- _PROMPT_:
Copy out lines with the word "pháp" from the material that follows.

------------------------

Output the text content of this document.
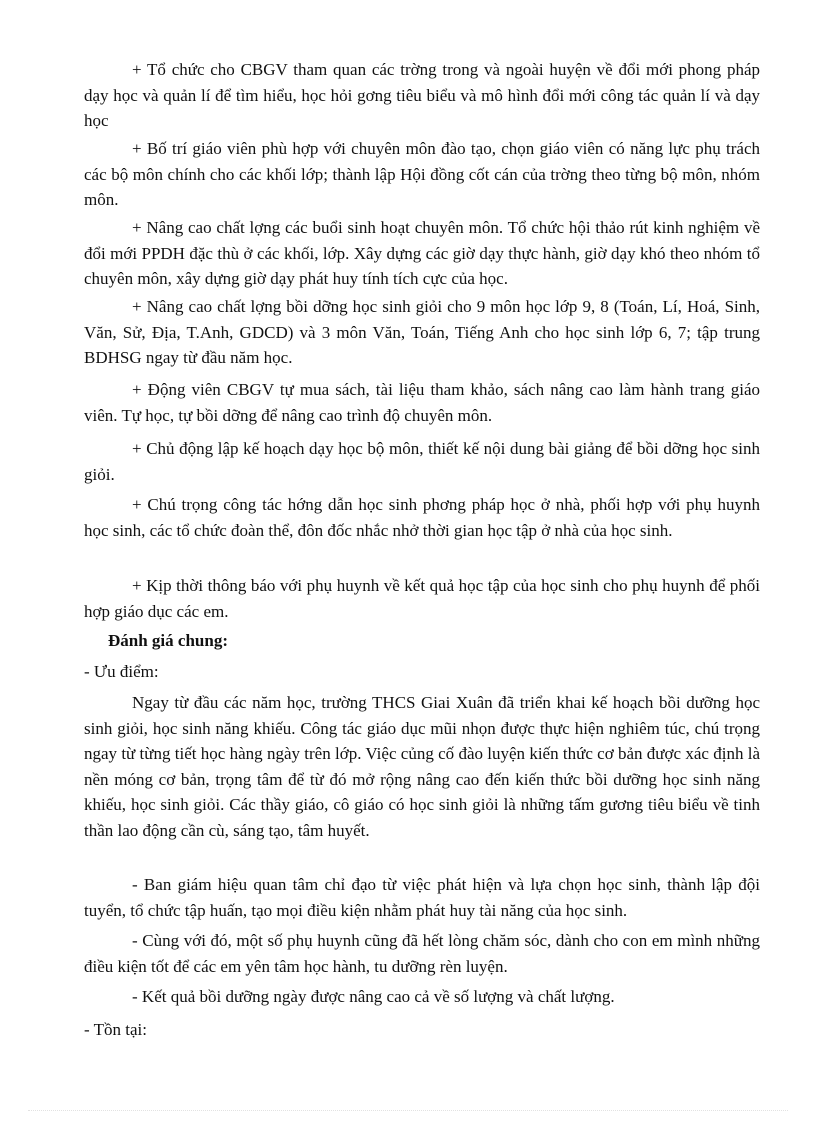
+ Tổ chức cho CBGV tham quan các trờng trong và ngoài huyện về đổi mới phong pháp dạy học và quản lí để tìm hiểu, học hỏi gơng tiêu biểu và mô hình đổi mới công tác quản lí và dạy học

+ Bố trí giáo viên phù hợp với chuyên môn đào tạo, chọn giáo viên có năng lực phụ trách các bộ môn chính cho các khối lớp; thành lập Hội đồng cốt cán của trờng theo từng bộ môn, nhóm môn.

+ Nâng cao chất lợng các buổi sinh hoạt chuyên môn. Tổ chức hội thảo rút kinh nghiệm về đổi mới PPDH đặc thù ở các khối, lớp. Xây dựng các giờ dạy thực hành, giờ dạy khó theo nhóm tổ chuyên môn, xây dựng giờ dạy phát huy tính tích cực của học.

+ Nâng cao chất lợng bồi dỡng học sinh giỏi cho 9 môn học lớp 9, 8 (Toán, Lí, Hoá, Sinh, Văn, Sử, Địa, T.Anh, GDCD) và 3 môn Văn, Toán, Tiếng Anh cho học sinh lớp 6, 7; tập trung BDHSG ngay từ đầu năm học.

+ Động viên CBGV tự mua sách, tài liệu tham khảo, sách nâng cao làm hành trang giáo viên. Tự học, tự bồi dỡng để nâng cao trình độ chuyên môn.

+ Chủ động lập kế hoạch dạy học bộ môn, thiết kế nội dung bài giảng để bồi dỡng học sinh giỏi.

+ Chú trọng công tác hớng dẫn học sinh phơng pháp học ở nhà, phối hợp với phụ huynh học sinh, các tổ chức đoàn thể, đôn đốc nhắc nhở thời gian học tập ở nhà của học sinh.

+ Kịp thời thông báo với phụ huynh về kết quả học tập của học sinh cho phụ huynh để phối hợp giáo dục các em.

Đánh giá chung:

- Ưu điểm:

Ngay từ đầu các năm học, trường THCS Giai Xuân đã triển khai kế hoạch bồi dưỡng học sinh giỏi, học sinh năng khiếu. Công tác giáo dục mũi nhọn được thực hiện nghiêm túc, chú trọng ngay từ từng tiết học hàng ngày trên lớp. Việc củng cố đào luyện kiến thức cơ bản được xác định là nền móng cơ bản, trọng tâm để từ đó mở rộng nâng cao đến kiến thức bồi dưỡng học sinh năng khiếu, học sinh giỏi. Các thầy giáo, cô giáo có học sinh giỏi là những tấm gương tiêu biểu về tinh thần lao động cần cù, sáng tạo, tâm huyết.

- Ban giám hiệu quan tâm chỉ đạo từ việc phát hiện và lựa chọn học sinh, thành lập đội tuyển, tổ chức tập huấn, tạo mọi điều kiện nhằm phát huy tài năng của học sinh.

- Cùng với đó, một số phụ huynh cũng đã hết lòng chăm sóc, dành cho con em mình những điều kiện tốt để các em yên tâm học hành, tu dưỡng rèn luyện.

- Kết quả bồi dưỡng ngày được nâng cao cả về số lượng và chất lượng.

- Tồn tại:
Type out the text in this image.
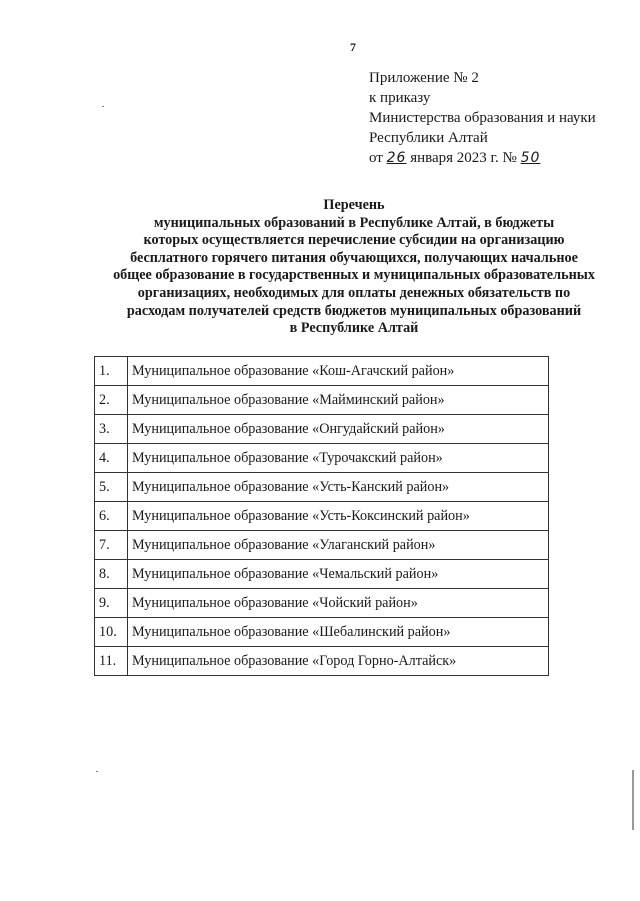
7
Приложение № 2
к приказу
Министерства образования и науки
Республики Алтай
от 26 января 2023 г. № 50
Перечень
муниципальных образований в Республике Алтай, в бюджеты
которых осуществляется перечисление субсидии на организацию
бесплатного горячего питания обучающихся, получающих начальное
общее образование в государственных и муниципальных образовательных
организациях, необходимых для оплаты денежных обязательств по
расходам получателей средств бюджетов муниципальных образований
в Республике Алтай
1.	Муниципальное образование «Кош-Агачский район»
2.	Муниципальное образование «Майминский район»
3.	Муниципальное образование «Онгудайский район»
4.	Муниципальное образование «Турочакский район»
5.	Муниципальное образование «Усть-Канский район»
6.	Муниципальное образование «Усть-Коксинский район»
7.	Муниципальное образование «Улаганский район»
8.	Муниципальное образование «Чемальский район»
9.	Муниципальное образование «Чойский район»
10.	Муниципальное образование «Шебалинский район»
11.	Муниципальное образование «Город Горно-Алтайск»
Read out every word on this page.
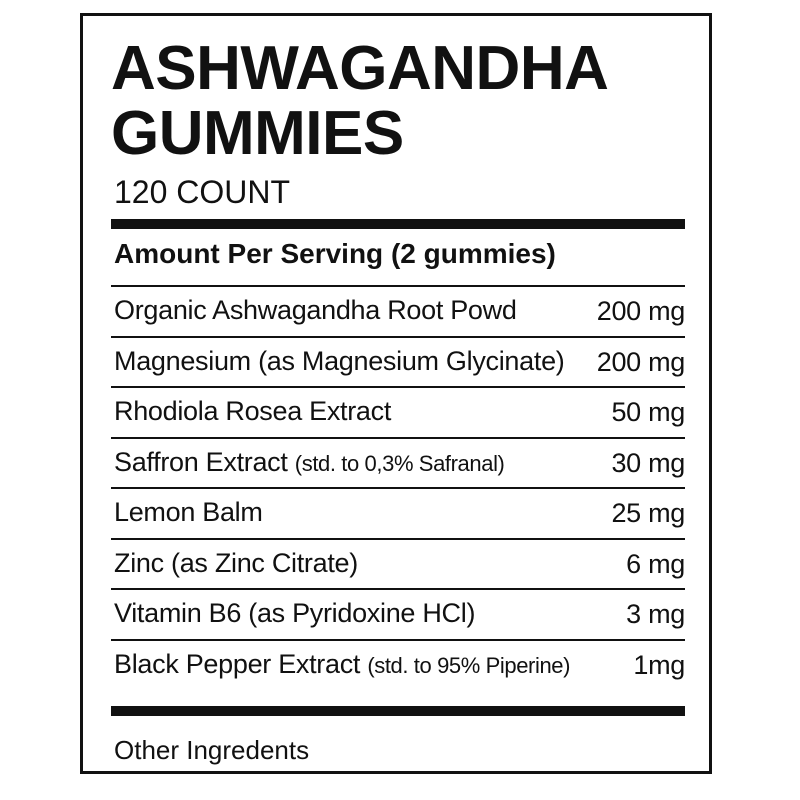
ASHWAGANDHA
GUMMIES
120 COUNT
Amount Per Serving (2 gummies)
Organic Ashwagandha Root Powd	200 mg
Magnesium (as Magnesium Glycinate)	200 mg
Rhodiola Rosea Extract	50 mg
Saffron Extract (std. to 0,3% Safranal)	30 mg
Lemon Balm	25 mg
Zinc (as Zinc Citrate)	6 mg
Vitamin B6 (as Pyridoxine HCl)	3 mg
Black Pepper Extract (std. to 95% Piperine)	1mg
Other Ingredents
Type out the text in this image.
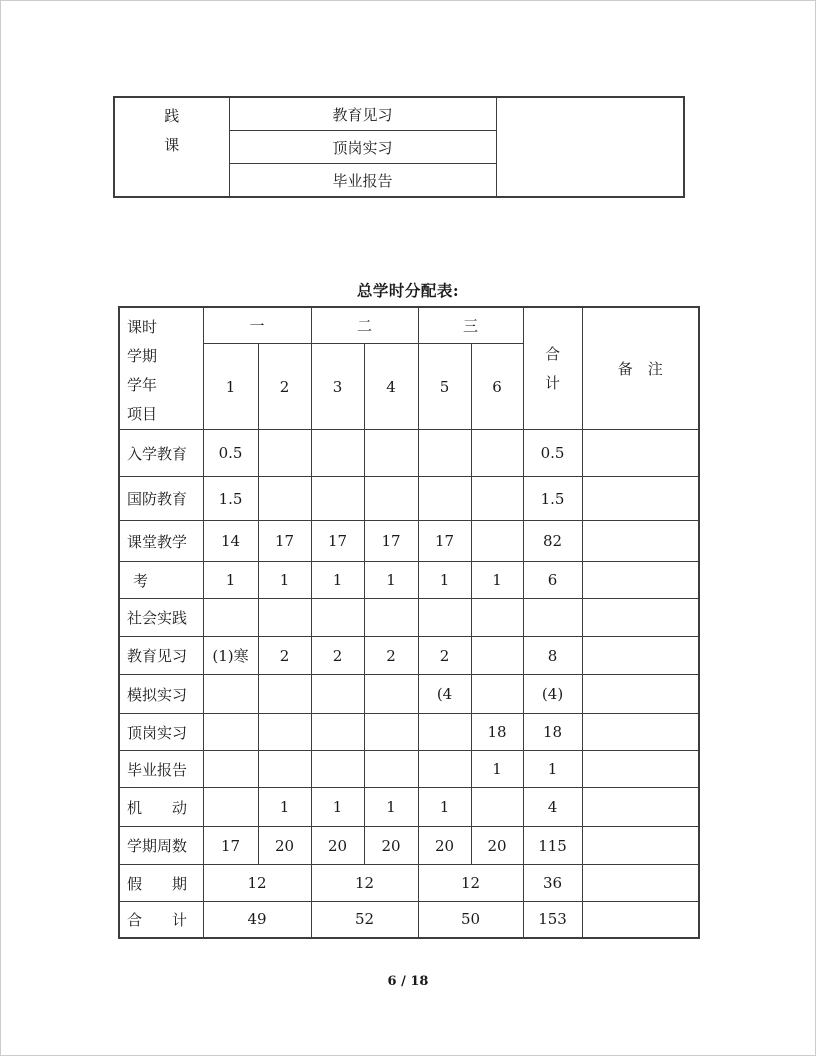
践
课
	教育见习	
顶岗实习
毕业报告
总学时分配表:
课时
学期
学年
项目	一		二		三		合
计	备　注
	1	2	3	4	5	6		
入学教育	0.5						0.5	
国防教育	1.5						1.5	
课堂教学	14	17	17	17	17		82	
考	1	1	1	1	1	1	6	
社会实践								
教育见习	(1)寒	2	2	2	2		8	
模拟实习					(4		(4)	
顶岗实习						18	18	
毕业报告						1	1	
机　　动		1	1	1	1		4	
学期周数	17	20	20	20	20	20	115	
假　　期	12		12		12		36	
合　　计	49		52		50		153	
6 / 18
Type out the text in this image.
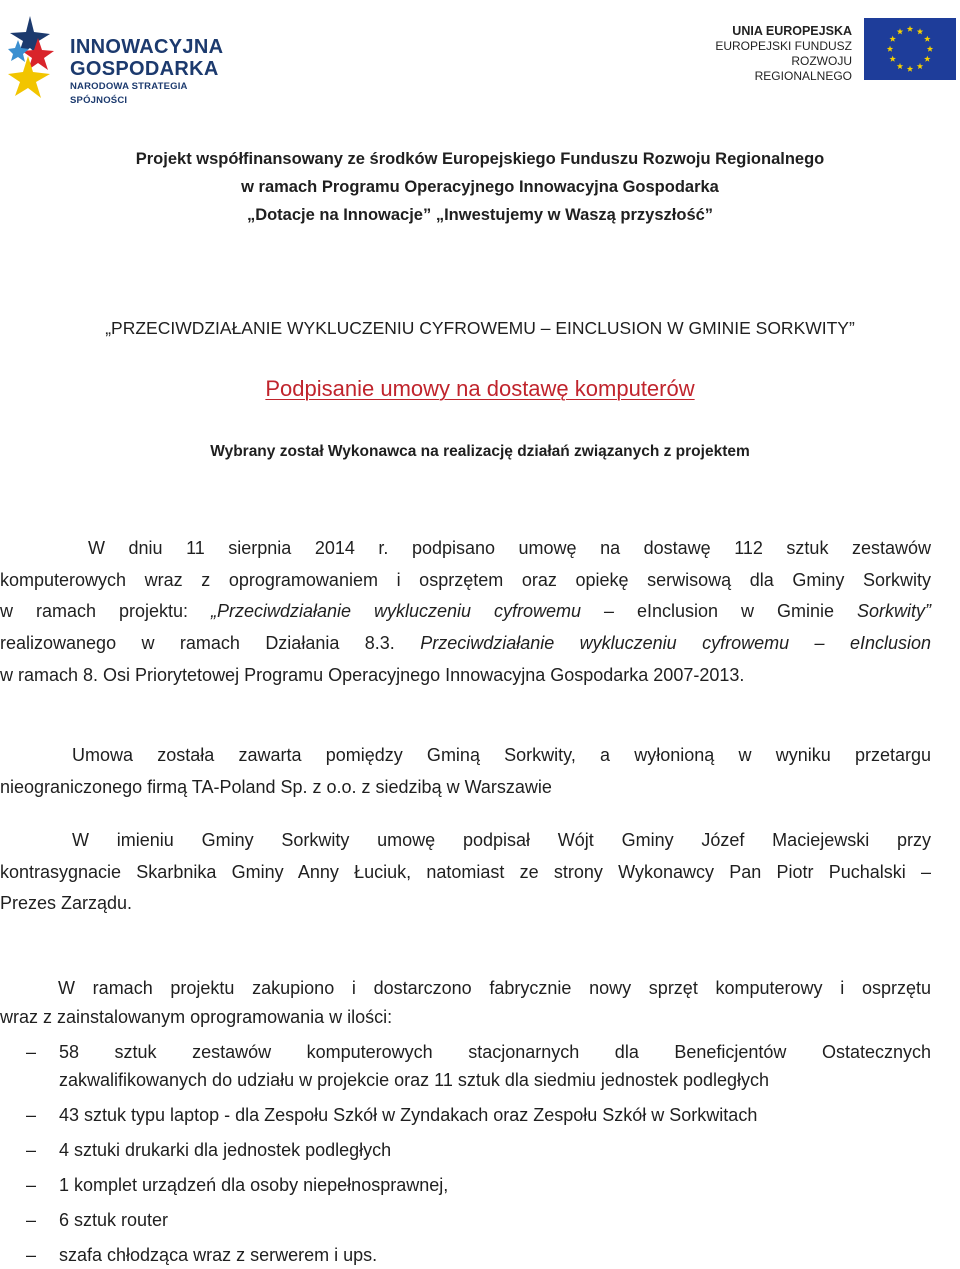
INNOWACYJNA
GOSPODARKA
NARODOWA STRATEGIA SPÓJNOŚCI
UNIA EUROPEJSKA
EUROPEJSKI FUNDUSZ
ROZWOJU REGIONALNEGO
Projekt współfinansowany ze środków Europejskiego Funduszu Rozwoju Regionalnego
w ramach Programu Operacyjnego Innowacyjna Gospodarka
„Dotacje na Innowacje” „Inwestujemy w Waszą przyszłość”
„PRZECIWDZIAŁANIE WYKLUCZENIU CYFROWEMU – EINCLUSION W GMINIE SORKWITY”
Podpisanie umowy na dostawę komputerów
Wybrany został Wykonawca na realizację działań związanych z projektem
W dniu 11 sierpnia 2014 r. podpisano umowę na dostawę 112 sztuk zestawów
komputerowych wraz z oprogramowaniem i osprzętem oraz opiekę serwisową dla Gminy Sorkwity
w ramach projektu: „Przeciwdziałanie wykluczeniu cyfrowemu – eInclusion w Gminie Sorkwity”
realizowanego w ramach Działania 8.3. Przeciwdziałanie wykluczeniu cyfrowemu – eInclusion
w ramach 8. Osi Priorytetowej Programu Operacyjnego Innowacyjna Gospodarka 2007-2013.
Umowa została zawarta pomiędzy Gminą Sorkwity, a wyłonioną w wyniku przetargu
nieograniczonego firmą TA-Poland Sp. z o.o. z siedzibą w Warszawie
W imieniu Gminy Sorkwity umowę podpisał Wójt Gminy Józef Maciejewski przy
kontrasygnacie Skarbnika Gminy Anny Łuciuk, natomiast ze strony Wykonawcy Pan Piotr Puchalski –
Prezes Zarządu.
W ramach projektu zakupiono i dostarczono fabrycznie nowy sprzęt komputerowy i osprzętu
wraz z zainstalowanym oprogramowania w ilości:
– 58 sztuk zestawów komputerowych stacjonarnych dla Beneficjentów Ostatecznych
zakwalifikowanych do udziału w projekcie oraz 11 sztuk dla siedmiu jednostek podległych
– 43 sztuk typu laptop - dla Zespołu Szkół w Zyndakach oraz Zespołu Szkół w Sorkwitach
– 4 sztuki drukarki dla jednostek podległych
– 1 komplet urządzeń dla osoby niepełnosprawnej,
– 6 sztuk router
– szafa chłodząca wraz z serwerem i ups.
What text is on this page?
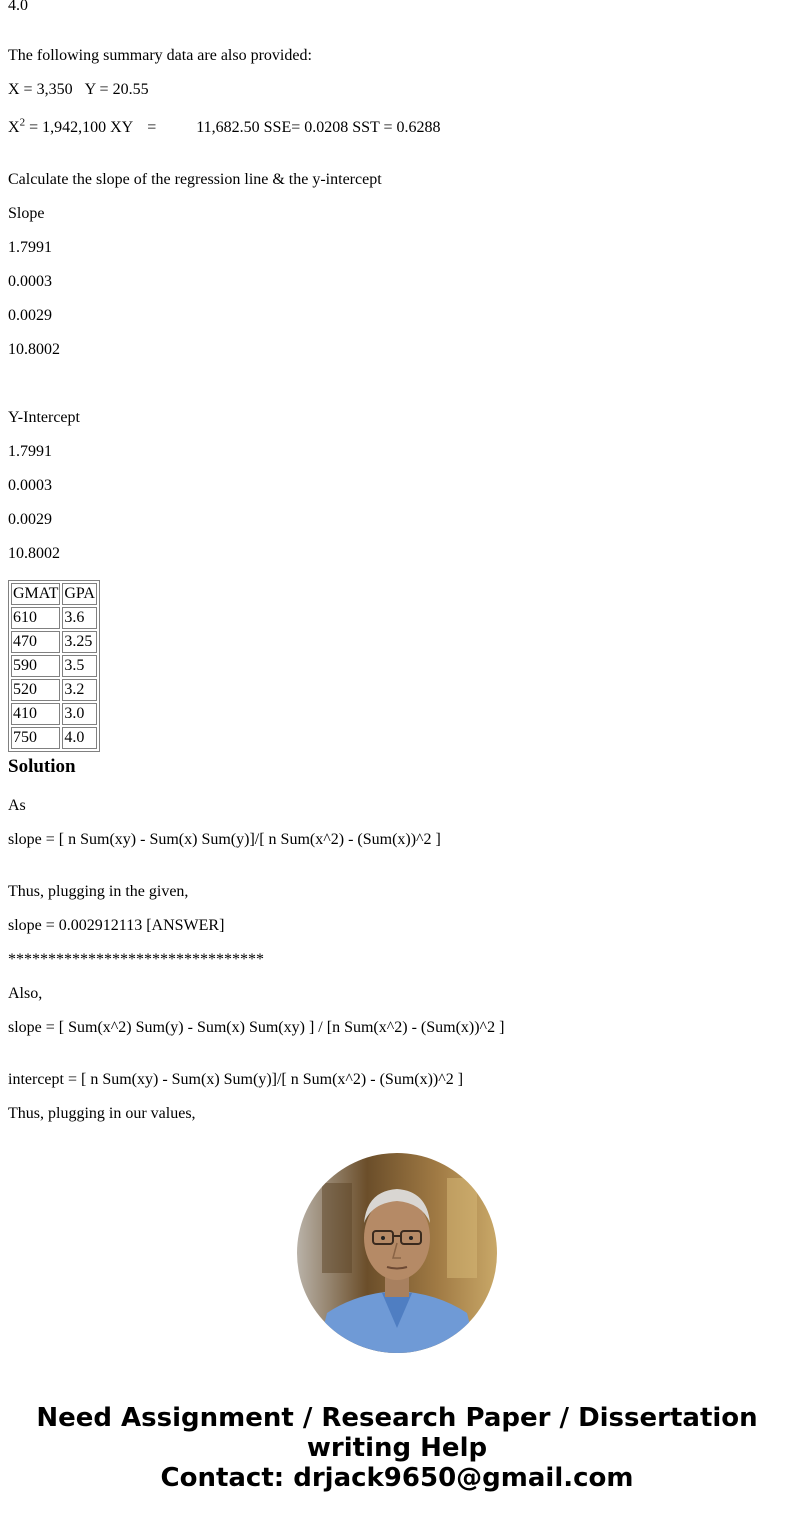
4.0

The following summary data are also provided:

X = 3,350 Y = 20.55

$X^2 = 1,942,100$ XY =	11,682.50 SSE= 0.0208 SST = 0.6288

Calculate the slope of the regression line & the y-intercept

Slope

1.7991

0.0003

0.0029

10.8002

Y-Intercept

1.7991

0.0003

0.0029

10.8002

GMAT	GPA
610	3.6
470	3.25
590	3.5
520	3.2
410	3.0
750	4.0
Solution

As

slope = [ n Sum(xy) - Sum(x) Sum(y)]/[ n Sum(x^2) - (Sum(x))^2 ]

Thus, plugging in the given,

slope = 0.002912113 [ANSWER]

********************************

Also,

slope = [ Sum(x^2) Sum(y) - Sum(x) Sum(xy) ] / [n Sum(x^2) - (Sum(x))^2 ]

intercept = [ n Sum(xy) - Sum(x) Sum(y)]/[ n Sum(x^2) - (Sum(x))^2 ]

Thus, plugging in our values,

Need Assignment / Research Paper / Dissertation
writing Help
Contact: drjack9650@gmail.com
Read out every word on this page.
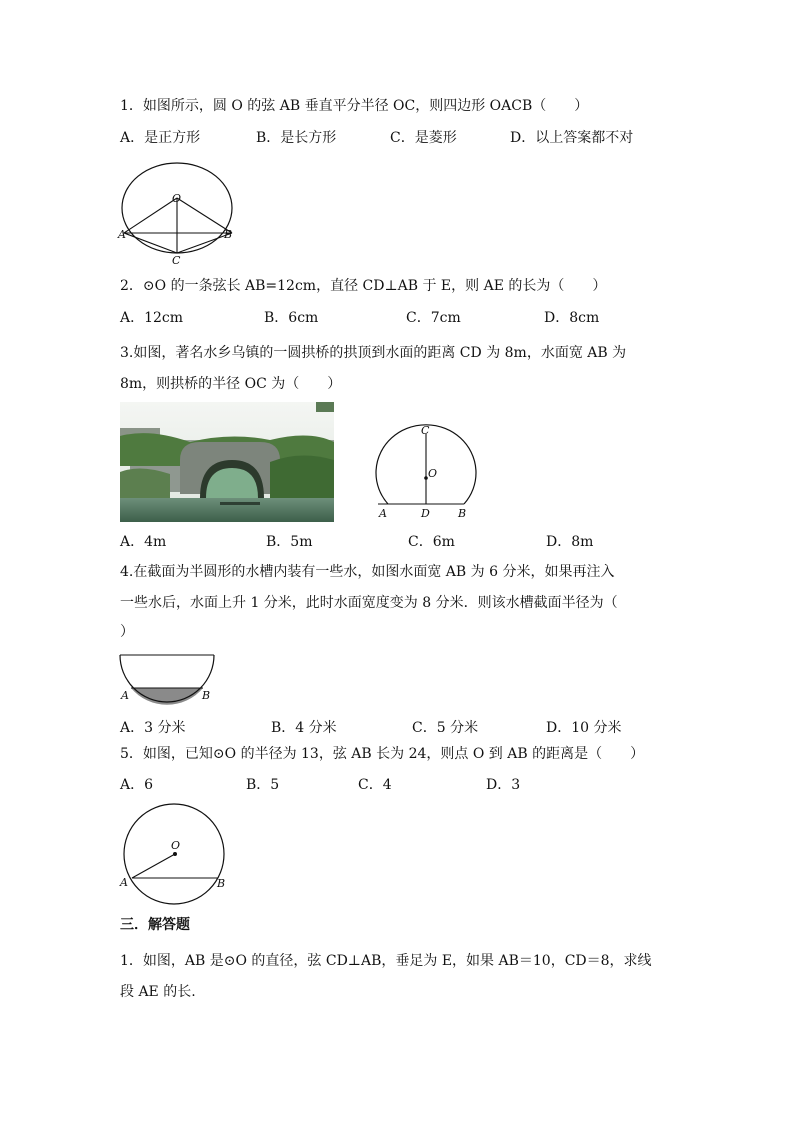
1．如图所示，圆 O 的弦 AB 垂直平分半径 OC，则四边形 OACB（　　）
A．是正方形	B．是长方形	C．是菱形	D．以上答案都不对
O
A	B
C
2．⊙O 的一条弦长 AB=12cm，直径 CD⊥AB 于 E，则 AE 的长为（　　）
A．12cm	B．6cm	C．7cm	D．8cm
3.如图，著名水乡乌镇的一圆拱桥的拱顶到水面的距离 CD 为 8m，水面宽 AB 为
8m，则拱桥的半径 OC 为（　　）
C
O
A	D	B
A．4m	B．5m	C．6m	D．8m
4.在截面为半圆形的水槽内装有一些水，如图水面宽 AB 为 6 分米，如果再注入
一些水后，水面上升 1 分米，此时水面宽度变为 8 分米．则该水槽截面半径为（
）
A	B
A．3 分米	B．4 分米	C．5 分米	D．10 分米
5．如图，已知⊙O 的半径为 13，弦 AB 长为 24，则点 O 到 AB 的距离是（　　）
A．6	B．5	C．4	D．3
O
A	B
三．解答题
1．如图，AB 是⊙O 的直径，弦 CD⊥AB，垂足为 E，如果 AB＝10，CD＝8，求线
段 AE 的长.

------------------------

- _REPLY_:
+ Tổ chức cho CBGV tham quan các trờng trong và ngoài huyện về đổi mới phong pháp dạy học và quản lí để tìm hiểu, học hỏi gơng tiêu biểu và mô hình đổi mới công tác quản lí và dạy học
+ Chú trọng công tác hớng dẫn học sinh phơng pháp học ở nhà, phối hợp với phụ huynh học sinh, các tổ chức đoàn thể, đôn đốc nhắc nhở thời gian học tập ở nhà của học sinh.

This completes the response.